__EXERCISE OBJECTIVE__. Report, as a bare number, how many lines of the material below contain the word "footer".

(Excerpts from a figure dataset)

-- start --

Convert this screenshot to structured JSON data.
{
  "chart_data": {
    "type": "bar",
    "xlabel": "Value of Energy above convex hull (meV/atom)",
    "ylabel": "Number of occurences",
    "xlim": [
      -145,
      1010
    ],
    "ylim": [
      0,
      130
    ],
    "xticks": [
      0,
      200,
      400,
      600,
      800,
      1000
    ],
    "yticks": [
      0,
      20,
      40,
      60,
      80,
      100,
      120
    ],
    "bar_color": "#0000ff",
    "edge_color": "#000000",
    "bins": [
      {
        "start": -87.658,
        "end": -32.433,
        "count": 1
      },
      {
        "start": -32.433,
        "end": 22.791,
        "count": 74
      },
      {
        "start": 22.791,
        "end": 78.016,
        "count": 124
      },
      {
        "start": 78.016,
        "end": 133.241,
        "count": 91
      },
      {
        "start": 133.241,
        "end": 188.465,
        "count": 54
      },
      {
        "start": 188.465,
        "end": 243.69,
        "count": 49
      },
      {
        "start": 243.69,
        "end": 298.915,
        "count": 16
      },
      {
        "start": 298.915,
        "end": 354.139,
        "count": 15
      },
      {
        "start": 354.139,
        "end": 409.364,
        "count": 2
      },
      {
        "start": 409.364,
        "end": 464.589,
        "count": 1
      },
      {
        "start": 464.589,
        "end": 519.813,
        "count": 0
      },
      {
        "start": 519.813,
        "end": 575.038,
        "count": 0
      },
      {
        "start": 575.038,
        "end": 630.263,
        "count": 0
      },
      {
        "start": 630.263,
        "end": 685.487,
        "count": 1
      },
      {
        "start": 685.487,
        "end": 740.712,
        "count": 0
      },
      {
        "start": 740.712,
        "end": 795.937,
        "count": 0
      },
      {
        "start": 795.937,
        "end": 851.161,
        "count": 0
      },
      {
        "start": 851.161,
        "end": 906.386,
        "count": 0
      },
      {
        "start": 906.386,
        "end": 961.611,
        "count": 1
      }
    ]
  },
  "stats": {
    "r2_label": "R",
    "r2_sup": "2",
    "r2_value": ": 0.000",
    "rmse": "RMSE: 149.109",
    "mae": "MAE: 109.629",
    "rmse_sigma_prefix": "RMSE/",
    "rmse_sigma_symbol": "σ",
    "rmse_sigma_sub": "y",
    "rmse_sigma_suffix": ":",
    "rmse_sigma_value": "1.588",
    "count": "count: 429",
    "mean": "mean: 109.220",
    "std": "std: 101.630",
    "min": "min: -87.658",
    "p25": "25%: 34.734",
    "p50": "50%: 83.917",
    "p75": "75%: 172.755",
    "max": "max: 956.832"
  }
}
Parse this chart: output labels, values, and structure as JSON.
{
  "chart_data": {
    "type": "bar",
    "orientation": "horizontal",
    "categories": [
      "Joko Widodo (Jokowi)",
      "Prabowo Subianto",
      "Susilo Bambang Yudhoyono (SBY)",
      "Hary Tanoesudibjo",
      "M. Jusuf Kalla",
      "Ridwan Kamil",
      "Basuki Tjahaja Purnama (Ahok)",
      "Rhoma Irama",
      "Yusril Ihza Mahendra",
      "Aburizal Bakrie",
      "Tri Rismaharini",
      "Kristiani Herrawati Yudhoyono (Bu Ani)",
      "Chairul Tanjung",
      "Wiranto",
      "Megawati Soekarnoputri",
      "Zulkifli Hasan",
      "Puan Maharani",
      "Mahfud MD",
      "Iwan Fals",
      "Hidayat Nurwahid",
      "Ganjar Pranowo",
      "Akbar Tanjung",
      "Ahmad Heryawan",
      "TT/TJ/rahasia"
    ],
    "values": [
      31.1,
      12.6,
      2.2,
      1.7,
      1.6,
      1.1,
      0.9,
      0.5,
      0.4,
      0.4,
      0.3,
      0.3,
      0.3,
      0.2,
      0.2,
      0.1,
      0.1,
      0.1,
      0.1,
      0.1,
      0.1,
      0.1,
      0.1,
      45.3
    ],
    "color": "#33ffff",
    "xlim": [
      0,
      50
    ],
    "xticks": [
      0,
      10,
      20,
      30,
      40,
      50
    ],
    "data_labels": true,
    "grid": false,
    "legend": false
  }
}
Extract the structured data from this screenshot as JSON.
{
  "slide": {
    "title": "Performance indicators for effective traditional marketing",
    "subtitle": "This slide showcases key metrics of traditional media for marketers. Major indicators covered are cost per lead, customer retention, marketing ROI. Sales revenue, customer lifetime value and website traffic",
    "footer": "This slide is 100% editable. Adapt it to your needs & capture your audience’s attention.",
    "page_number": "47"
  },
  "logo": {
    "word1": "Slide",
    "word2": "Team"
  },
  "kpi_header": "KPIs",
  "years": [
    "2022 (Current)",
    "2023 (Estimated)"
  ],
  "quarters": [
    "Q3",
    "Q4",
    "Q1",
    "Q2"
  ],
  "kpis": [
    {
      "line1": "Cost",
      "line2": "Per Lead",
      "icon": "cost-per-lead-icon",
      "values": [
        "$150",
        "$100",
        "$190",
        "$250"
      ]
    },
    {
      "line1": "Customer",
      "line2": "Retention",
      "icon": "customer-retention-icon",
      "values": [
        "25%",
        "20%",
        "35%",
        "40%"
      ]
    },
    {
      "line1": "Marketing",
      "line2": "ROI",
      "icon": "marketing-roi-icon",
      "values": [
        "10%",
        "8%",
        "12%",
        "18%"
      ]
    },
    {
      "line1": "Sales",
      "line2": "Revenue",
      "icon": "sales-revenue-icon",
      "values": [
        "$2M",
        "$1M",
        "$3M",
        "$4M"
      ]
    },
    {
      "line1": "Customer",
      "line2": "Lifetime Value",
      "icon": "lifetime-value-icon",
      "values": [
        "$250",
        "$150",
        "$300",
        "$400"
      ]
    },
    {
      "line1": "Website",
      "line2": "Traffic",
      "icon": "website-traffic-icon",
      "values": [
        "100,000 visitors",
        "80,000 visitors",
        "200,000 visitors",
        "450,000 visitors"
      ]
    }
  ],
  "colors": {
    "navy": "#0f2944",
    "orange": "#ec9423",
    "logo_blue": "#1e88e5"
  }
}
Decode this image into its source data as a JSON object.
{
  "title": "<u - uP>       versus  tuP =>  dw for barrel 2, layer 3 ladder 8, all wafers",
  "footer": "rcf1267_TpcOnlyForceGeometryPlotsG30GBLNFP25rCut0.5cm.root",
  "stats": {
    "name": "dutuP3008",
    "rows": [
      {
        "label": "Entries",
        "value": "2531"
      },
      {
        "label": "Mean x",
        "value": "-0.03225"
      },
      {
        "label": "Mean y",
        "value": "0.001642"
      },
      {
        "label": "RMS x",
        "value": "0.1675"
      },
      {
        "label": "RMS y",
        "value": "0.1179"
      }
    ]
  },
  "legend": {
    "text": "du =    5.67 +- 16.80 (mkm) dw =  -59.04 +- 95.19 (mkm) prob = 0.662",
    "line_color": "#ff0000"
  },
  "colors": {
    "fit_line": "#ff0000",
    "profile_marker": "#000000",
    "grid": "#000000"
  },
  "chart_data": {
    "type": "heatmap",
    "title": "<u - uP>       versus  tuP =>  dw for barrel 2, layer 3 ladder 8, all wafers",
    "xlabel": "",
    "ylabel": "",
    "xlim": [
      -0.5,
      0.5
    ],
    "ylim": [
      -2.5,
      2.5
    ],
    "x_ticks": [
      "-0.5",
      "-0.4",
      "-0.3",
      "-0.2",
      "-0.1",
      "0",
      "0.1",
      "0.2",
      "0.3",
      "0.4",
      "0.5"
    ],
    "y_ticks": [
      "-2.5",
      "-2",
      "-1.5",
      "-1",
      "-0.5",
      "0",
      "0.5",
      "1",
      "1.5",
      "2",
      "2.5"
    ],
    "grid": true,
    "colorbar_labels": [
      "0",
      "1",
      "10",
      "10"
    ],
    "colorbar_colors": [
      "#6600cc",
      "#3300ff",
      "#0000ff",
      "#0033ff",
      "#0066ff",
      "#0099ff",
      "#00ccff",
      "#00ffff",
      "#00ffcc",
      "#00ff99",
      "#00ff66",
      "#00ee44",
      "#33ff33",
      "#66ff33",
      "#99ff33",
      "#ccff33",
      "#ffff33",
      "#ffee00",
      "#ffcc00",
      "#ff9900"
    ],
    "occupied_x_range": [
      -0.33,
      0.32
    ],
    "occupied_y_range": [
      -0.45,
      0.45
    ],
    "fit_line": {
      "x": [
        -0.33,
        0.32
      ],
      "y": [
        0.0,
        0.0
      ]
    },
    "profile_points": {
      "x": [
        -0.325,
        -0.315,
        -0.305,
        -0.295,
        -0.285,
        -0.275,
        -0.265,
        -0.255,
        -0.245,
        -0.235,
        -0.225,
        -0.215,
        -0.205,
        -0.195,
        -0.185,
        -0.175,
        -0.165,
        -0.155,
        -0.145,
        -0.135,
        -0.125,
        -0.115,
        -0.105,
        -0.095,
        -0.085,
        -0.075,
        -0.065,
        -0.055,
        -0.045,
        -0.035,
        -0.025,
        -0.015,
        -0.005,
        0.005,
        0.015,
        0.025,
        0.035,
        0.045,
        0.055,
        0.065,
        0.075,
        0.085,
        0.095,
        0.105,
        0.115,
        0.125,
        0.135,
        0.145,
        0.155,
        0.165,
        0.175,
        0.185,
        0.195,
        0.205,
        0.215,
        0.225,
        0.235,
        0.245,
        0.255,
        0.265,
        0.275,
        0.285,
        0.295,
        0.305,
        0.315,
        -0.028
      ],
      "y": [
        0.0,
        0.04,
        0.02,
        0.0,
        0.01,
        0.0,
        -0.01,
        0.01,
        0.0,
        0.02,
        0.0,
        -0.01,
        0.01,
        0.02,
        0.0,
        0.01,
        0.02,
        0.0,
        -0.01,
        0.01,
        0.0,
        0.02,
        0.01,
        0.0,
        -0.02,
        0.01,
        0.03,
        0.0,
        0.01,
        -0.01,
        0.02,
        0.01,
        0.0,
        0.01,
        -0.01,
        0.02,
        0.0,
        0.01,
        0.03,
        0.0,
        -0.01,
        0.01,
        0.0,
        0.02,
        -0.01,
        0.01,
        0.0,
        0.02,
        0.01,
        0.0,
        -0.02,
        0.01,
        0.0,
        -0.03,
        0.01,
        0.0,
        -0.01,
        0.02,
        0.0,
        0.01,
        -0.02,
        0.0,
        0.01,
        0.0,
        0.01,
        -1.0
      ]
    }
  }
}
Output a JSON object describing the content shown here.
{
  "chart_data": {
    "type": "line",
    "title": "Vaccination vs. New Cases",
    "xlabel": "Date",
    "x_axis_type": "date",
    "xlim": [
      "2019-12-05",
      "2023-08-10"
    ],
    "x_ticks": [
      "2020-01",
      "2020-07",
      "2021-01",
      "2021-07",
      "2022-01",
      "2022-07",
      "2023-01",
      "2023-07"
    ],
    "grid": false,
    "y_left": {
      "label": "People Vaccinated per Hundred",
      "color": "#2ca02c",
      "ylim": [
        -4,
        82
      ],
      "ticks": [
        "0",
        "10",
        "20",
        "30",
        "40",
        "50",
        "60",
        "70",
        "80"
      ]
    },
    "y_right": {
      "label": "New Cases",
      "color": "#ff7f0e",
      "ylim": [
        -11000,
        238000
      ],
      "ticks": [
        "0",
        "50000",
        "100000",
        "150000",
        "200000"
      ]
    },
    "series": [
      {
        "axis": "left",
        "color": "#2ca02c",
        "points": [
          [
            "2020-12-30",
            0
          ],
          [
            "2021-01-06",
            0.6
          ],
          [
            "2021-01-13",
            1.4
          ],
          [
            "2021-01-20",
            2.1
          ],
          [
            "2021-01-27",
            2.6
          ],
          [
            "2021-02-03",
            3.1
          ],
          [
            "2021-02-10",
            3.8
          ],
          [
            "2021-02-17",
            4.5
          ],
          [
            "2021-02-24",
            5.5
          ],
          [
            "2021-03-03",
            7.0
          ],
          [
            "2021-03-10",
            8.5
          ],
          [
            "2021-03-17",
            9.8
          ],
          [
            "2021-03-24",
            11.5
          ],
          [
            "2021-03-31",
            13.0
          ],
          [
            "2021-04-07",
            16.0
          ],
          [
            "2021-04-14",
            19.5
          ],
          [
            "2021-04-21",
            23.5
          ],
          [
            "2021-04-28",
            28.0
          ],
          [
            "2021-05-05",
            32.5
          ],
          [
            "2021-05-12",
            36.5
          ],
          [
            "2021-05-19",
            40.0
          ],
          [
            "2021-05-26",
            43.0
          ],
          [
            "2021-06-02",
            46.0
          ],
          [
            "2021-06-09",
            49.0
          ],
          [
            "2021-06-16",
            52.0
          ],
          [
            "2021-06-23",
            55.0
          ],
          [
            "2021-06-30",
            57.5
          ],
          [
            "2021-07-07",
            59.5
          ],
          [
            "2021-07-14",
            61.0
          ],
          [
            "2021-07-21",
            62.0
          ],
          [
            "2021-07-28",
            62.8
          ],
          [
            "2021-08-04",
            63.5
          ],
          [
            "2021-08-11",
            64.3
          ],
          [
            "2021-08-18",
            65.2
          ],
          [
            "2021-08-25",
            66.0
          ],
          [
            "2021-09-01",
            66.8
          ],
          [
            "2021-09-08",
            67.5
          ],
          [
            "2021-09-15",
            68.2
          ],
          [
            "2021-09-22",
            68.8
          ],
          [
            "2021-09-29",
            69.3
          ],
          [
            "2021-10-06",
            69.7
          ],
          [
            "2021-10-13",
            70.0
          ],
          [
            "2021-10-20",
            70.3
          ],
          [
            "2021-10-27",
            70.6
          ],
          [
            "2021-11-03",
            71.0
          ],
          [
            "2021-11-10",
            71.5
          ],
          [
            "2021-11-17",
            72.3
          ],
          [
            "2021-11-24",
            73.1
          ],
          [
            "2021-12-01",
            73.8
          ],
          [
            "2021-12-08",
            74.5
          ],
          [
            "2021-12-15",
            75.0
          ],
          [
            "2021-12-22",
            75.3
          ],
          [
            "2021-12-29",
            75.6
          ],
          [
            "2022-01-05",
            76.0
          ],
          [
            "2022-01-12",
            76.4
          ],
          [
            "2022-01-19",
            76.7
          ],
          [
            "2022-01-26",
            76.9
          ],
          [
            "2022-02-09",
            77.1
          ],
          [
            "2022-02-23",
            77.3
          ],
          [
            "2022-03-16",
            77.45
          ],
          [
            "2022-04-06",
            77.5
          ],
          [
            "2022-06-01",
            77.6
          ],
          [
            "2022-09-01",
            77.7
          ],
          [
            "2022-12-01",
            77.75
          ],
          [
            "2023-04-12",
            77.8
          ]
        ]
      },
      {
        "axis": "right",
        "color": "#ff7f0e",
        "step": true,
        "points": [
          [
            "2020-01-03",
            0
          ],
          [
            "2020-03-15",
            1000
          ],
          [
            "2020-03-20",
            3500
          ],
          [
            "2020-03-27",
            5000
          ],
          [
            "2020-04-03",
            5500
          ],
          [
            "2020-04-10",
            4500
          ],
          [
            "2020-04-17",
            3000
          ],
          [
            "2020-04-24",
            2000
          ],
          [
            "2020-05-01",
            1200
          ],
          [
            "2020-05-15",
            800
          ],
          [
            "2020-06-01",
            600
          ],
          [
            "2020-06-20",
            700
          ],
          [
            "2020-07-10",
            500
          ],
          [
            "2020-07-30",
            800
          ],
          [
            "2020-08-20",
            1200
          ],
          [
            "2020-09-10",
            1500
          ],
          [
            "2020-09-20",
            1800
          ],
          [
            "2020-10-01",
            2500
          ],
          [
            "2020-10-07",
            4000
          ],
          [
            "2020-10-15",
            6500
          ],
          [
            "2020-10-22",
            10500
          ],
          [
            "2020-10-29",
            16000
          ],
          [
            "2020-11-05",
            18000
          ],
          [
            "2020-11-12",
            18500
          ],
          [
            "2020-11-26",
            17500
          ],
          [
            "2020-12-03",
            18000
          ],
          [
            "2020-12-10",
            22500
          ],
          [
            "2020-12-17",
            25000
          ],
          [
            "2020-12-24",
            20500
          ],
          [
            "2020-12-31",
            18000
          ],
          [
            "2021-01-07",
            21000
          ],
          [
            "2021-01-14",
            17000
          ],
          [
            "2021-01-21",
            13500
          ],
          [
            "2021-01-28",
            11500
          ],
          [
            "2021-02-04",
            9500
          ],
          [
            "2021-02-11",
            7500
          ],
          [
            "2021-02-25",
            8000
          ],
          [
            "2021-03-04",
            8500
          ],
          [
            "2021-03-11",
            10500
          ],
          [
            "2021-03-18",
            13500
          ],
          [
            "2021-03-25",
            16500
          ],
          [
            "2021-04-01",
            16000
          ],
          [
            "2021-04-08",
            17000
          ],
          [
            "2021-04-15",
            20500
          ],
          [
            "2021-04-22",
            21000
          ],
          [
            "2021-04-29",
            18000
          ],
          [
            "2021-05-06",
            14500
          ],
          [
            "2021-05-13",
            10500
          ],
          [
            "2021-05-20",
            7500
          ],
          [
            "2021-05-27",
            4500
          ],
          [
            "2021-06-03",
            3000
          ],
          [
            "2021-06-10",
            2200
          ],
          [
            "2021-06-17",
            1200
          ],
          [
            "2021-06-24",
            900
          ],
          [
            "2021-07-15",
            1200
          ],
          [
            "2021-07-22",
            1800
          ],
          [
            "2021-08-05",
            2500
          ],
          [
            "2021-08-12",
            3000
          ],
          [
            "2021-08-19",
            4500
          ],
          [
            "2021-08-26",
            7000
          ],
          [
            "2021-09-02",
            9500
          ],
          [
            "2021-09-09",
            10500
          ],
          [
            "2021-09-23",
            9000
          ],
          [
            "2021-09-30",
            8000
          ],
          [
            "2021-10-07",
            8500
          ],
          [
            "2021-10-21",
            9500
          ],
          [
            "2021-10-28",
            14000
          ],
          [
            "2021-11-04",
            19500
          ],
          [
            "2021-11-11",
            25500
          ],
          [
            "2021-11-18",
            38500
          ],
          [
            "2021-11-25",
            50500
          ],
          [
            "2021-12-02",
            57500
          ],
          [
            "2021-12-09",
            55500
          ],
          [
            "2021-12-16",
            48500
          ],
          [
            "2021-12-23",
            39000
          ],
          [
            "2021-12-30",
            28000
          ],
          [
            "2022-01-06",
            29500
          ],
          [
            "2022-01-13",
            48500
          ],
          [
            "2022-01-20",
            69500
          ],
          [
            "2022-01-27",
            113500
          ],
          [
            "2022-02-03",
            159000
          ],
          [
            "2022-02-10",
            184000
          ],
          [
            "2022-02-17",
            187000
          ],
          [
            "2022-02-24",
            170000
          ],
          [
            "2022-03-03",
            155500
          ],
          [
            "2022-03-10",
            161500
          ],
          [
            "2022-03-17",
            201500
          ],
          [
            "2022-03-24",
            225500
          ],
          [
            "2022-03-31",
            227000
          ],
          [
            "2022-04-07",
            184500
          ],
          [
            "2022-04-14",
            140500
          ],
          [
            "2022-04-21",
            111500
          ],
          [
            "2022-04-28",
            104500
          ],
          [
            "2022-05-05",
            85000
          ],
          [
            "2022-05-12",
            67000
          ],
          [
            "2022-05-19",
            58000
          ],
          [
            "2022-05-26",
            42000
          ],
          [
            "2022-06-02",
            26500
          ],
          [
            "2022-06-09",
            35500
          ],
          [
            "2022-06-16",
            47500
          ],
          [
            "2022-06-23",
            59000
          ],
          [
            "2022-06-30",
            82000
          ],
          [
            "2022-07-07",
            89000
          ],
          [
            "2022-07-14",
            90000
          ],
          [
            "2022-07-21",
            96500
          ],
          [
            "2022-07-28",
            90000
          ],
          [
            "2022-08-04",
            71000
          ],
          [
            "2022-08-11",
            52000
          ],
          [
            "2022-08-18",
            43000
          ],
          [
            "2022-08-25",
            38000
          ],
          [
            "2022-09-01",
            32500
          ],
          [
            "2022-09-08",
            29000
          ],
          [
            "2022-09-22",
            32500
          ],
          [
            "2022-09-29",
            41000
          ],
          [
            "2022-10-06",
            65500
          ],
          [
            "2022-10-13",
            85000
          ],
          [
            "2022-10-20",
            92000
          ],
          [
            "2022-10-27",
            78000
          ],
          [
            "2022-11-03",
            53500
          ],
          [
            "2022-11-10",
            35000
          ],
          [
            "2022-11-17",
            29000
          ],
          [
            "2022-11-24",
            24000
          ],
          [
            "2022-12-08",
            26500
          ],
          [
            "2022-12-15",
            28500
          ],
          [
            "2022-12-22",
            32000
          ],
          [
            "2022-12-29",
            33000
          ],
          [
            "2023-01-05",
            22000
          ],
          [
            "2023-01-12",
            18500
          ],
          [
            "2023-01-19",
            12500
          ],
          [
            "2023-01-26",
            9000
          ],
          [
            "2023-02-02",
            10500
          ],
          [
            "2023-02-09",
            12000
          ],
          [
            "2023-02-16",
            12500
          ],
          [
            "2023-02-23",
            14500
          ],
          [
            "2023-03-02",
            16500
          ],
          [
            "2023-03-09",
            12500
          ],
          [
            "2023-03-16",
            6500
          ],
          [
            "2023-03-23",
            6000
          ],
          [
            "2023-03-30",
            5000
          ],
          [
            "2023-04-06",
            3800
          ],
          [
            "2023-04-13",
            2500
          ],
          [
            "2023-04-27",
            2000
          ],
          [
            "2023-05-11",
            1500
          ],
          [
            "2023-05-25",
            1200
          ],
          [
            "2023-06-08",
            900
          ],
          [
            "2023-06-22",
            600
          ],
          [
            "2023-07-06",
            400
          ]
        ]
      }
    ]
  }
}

-- end --

__RESPONSE TO THE TASK__. 2